▶ _The task_: Please retype the data in full and exactly; the pictures are not part of the copy.

▶ _Listed records_:
** Begin **

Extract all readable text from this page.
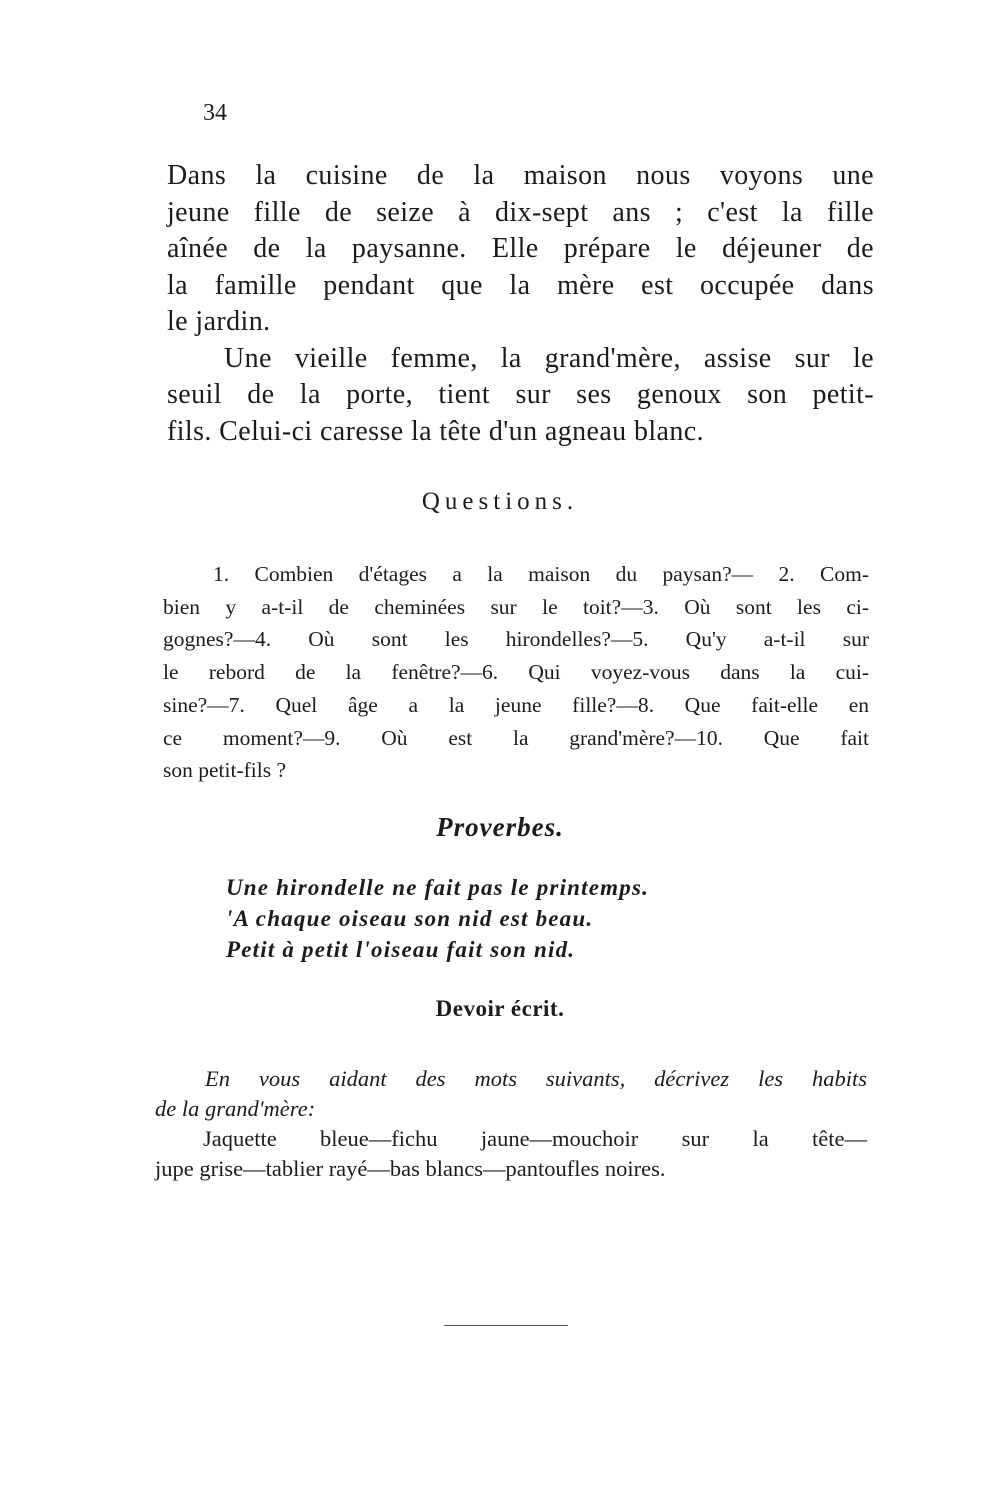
34
Dans la cuisine de la maison nous voyons une
jeune fille de seize à dix-sept ans ; c'est la fille
aînée de la paysanne. Elle prépare le déjeuner de
la famille pendant que la mère est occupée dans
le jardin.
Une vieille femme, la grand'mère, assise sur le
seuil de la porte, tient sur ses genoux son petit-
fils. Celui-ci caresse la tête d'un agneau blanc.
Questions.
1. Combien d'étages a la maison du paysan?— 2. Com-
bien y a-t-il de cheminées sur le toit?—3. Où sont les ci-
gognes?—4. Où sont les hirondelles?—5. Qu'y a-t-il sur
le rebord de la fenêtre?—6. Qui voyez-vous dans la cui-
sine?—7. Quel âge a la jeune fille?—8. Que fait-elle en
ce moment?—9. Où est la grand'mère?—10. Que fait
son petit-fils ?
Proverbes.
Une hirondelle ne fait pas le printemps.
'A chaque oiseau son nid est beau.
Petit à petit l'oiseau fait son nid.
Devoir écrit.
En vous aidant des mots suivants, décrivez les habits
de la grand'mère:
Jaquette bleue—fichu jaune—mouchoir sur la tête—
jupe grise—tablier rayé—bas blancs—pantoufles noires.
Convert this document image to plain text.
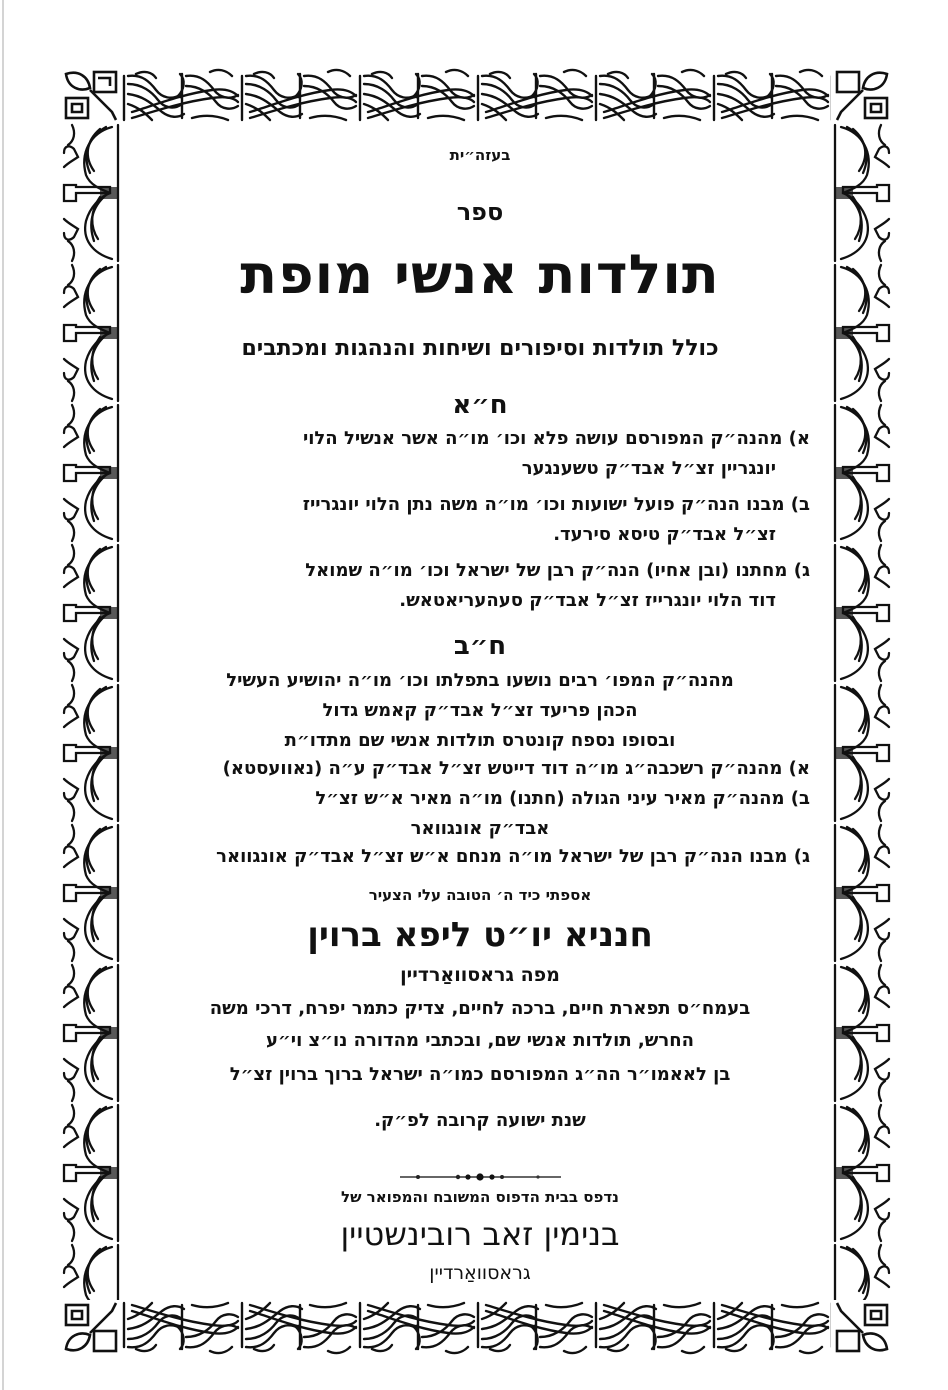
בעזה״ית
ספר
תולדות אנשי מופת
כולל תולדות וסיפורים ושיחות והנהגות ומכתבים
ח״א
א) מהנה״ק המפורסם עושה פלא וכו׳ מו״ה אשר אנשיל הלוי
יונגריין זצ״ל אבד״ק טשענגער
ב) מבנו הנה״ק פועל ישועות וכו׳ מו״ה משה נתן הלוי יונגרייז
זצ״ל אבד״ק טיסא סירעד.
ג) מחתנו (ובן אחיו) הנה״ק רבן של ישראל וכו׳ מו״ה שמואל
דוד הלוי יונגרייז זצ״ל אבד״ק סעהעריאטאש.
ח״ב
מהנה״ק המפו׳ רבים נושעו בתפלתו וכו׳ מו״ה יהושיע העשיל
הכהן פריעד זצ״ל אבד״ק קאמש גדול
ובסופו נספח קונטרס תולדות אנשי שם מתדו״ת
א) מהנה״ק רשכבה״ג מו״ה דוד דייטש זצ״ל אבד״ק ע״ה (נאוועסטא)
ב) מהנה״ק מאיר עיני הגולה (חתנו) מו״ה מאיר א״ש זצ״ל
אבד״ק אונגוואר
ג) מבנו הנה״ק רבן של ישראל מו״ה מנחם א״ש זצ״ל אבד״ק אונגוואר
אספתי כיד ה׳ הטובה עלי הצעיר
חנניא יו״ט ליפא ברוין
מפה גראסוואַרדיין
בעמח״ס תפארת חיים, ברכה לחיים, צדיק כתמר יפרח, דרכי משה
החרש, תולדות אנשי שם, ובכתבי מהדורה נו״צ וי״ע
בן לאאמו״ר הה״ג המפורסם כמו״ה ישראל ברוך ברוין זצ״ל
שנת ישועה קרובה לפ״ק.
נדפס בבית הדפוס המשובח והמפואר של
בנימין זאב רובינשטיין
גראסוואַרדיין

** End **

▶ _Result below_:
Extract all readable text from this page.
34
Dans la cuisine de la maison nous voyons une
jeune fille de seize à dix-sept ans ; c'est la fille
aînée de la paysanne. Elle prépare le déjeuner de
la famille pendant que la mère est occupée dans
le jardin.
Une vieille femme, la grand'mère, assise sur le
seuil de la porte, tient sur ses genoux son petit-
fils. Celui-ci caresse la tête d'un agneau blanc.
Questions.
1. Combien d'étages a la maison du paysan?— 2. Com-
bien y a-t-il de cheminées sur le toit?—3. Où sont les ci-
gognes?—4. Où sont les hirondelles?—5. Qu'y a-t-il sur
le rebord de la fenêtre?—6. Qui voyez-vous dans la cui-
sine?—7. Quel âge a la jeune fille?—8. Que fait-elle en
ce moment?—9. Où est la grand'mère?—10. Que fait
son petit-fils ?
Proverbes.
Une hirondelle ne fait pas le printemps.
'A chaque oiseau son nid est beau.
Petit à petit l'oiseau fait son nid.
Devoir écrit.
En vous aidant des mots suivants, décrivez les habits
de la grand'mère:
Jaquette bleue—fichu jaune—mouchoir sur la tête—
jupe grise—tablier rayé—bas blancs—pantoufles noires.
Convert this document image to plain text.
בעזה״ית
ספר
תולדות אנשי מופת
כולל תולדות וסיפורים ושיחות והנהגות ומכתבים
ח״א
א) מהנה״ק המפורסם עושה פלא וכו׳ מו״ה אשר אנשיל הלוי
יונגריין זצ״ל אבד״ק טשענגער
ב) מבנו הנה״ק פועל ישועות וכו׳ מו״ה משה נתן הלוי יונגרייז
זצ״ל אבד״ק טיסא סירעד.
ג) מחתנו (ובן אחיו) הנה״ק רבן של ישראל וכו׳ מו״ה שמואל
דוד הלוי יונגרייז זצ״ל אבד״ק סעהעריאטאש.
ח״ב
מהנה״ק המפו׳ רבים נושעו בתפלתו וכו׳ מו״ה יהושיע העשיל
הכהן פריעד זצ״ל אבד״ק קאמש גדול
ובסופו נספח קונטרס תולדות אנשי שם מתדו״ת
א) מהנה״ק רשכבה״ג מו״ה דוד דייטש זצ״ל אבד״ק ע״ה (נאוועסטא)
ב) מהנה״ק מאיר עיני הגולה (חתנו) מו״ה מאיר א״ש זצ״ל
אבד״ק אונגוואר
ג) מבנו הנה״ק רבן של ישראל מו״ה מנחם א״ש זצ״ל אבד״ק אונגוואר
אספתי כיד ה׳ הטובה עלי הצעיר
חנניא יו״ט ליפא ברוין
מפה גראסוואַרדיין
בעמח״ס תפארת חיים, ברכה לחיים, צדיק כתמר יפרח, דרכי משה
החרש, תולדות אנשי שם, ובכתבי מהדורה נו״צ וי״ע
בן לאאמו״ר הה״ג המפורסם כמו״ה ישראל ברוך ברוין זצ״ל
שנת ישועה קרובה לפ״ק.
נדפס בבית הדפוס המשובח והמפואר של
בנימין זאב רובינשטיין
גראסוואַרדיין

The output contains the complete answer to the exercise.